What is expected: Copy every line from the material below that holds "tongue".

########################################

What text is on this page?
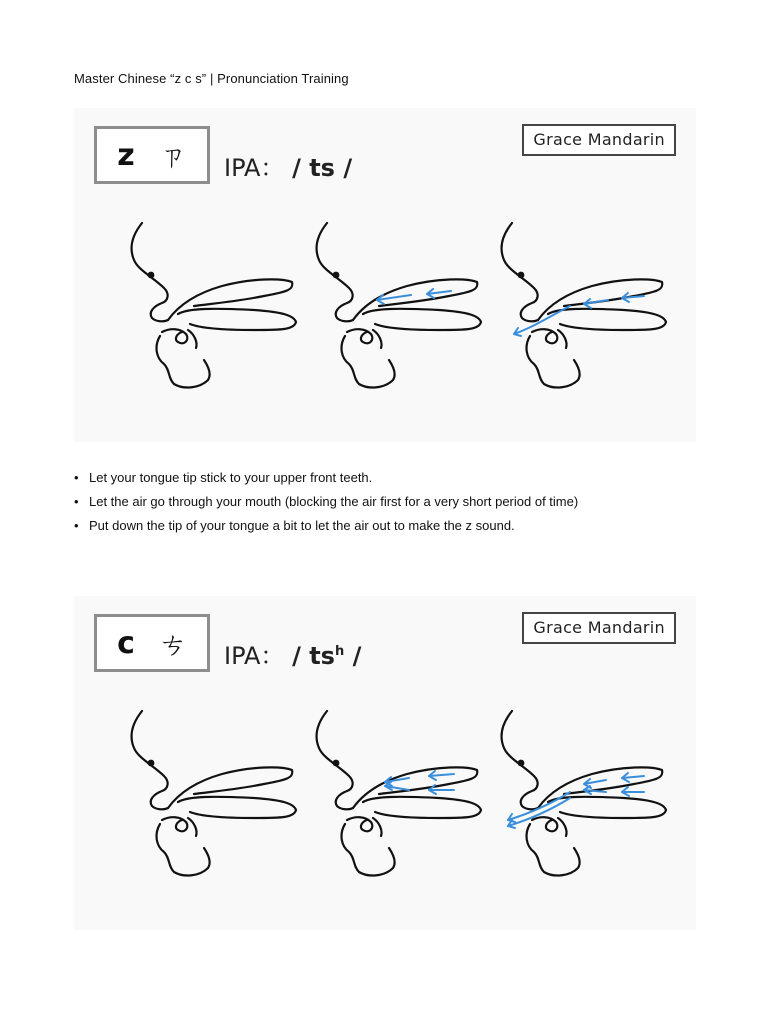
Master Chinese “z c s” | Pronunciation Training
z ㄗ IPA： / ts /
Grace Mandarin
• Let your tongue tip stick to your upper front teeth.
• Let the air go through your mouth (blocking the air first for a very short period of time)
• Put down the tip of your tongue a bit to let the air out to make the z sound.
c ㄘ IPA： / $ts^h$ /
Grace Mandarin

########################################

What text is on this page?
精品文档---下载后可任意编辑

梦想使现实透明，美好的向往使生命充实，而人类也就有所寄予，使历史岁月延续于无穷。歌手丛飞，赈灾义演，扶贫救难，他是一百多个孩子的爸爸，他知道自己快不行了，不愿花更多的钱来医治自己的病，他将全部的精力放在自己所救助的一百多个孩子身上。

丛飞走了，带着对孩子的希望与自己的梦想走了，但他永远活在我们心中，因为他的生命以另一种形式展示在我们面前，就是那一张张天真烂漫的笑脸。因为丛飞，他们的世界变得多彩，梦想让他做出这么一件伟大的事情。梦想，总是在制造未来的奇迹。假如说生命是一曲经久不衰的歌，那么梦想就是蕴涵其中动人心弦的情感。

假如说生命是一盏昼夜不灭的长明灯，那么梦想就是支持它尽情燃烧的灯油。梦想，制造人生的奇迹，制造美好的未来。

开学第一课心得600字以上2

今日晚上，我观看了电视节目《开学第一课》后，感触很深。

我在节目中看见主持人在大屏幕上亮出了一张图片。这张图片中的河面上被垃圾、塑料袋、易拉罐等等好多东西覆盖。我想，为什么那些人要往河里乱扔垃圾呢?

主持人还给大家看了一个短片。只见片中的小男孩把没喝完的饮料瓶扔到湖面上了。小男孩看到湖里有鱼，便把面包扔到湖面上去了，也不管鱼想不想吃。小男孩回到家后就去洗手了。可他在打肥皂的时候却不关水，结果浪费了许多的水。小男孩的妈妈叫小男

########################################

Answer below:
• Let your tongue tip stick to your upper front teeth.
• Put down the tip of your tongue a bit to let the air out to make the z sound.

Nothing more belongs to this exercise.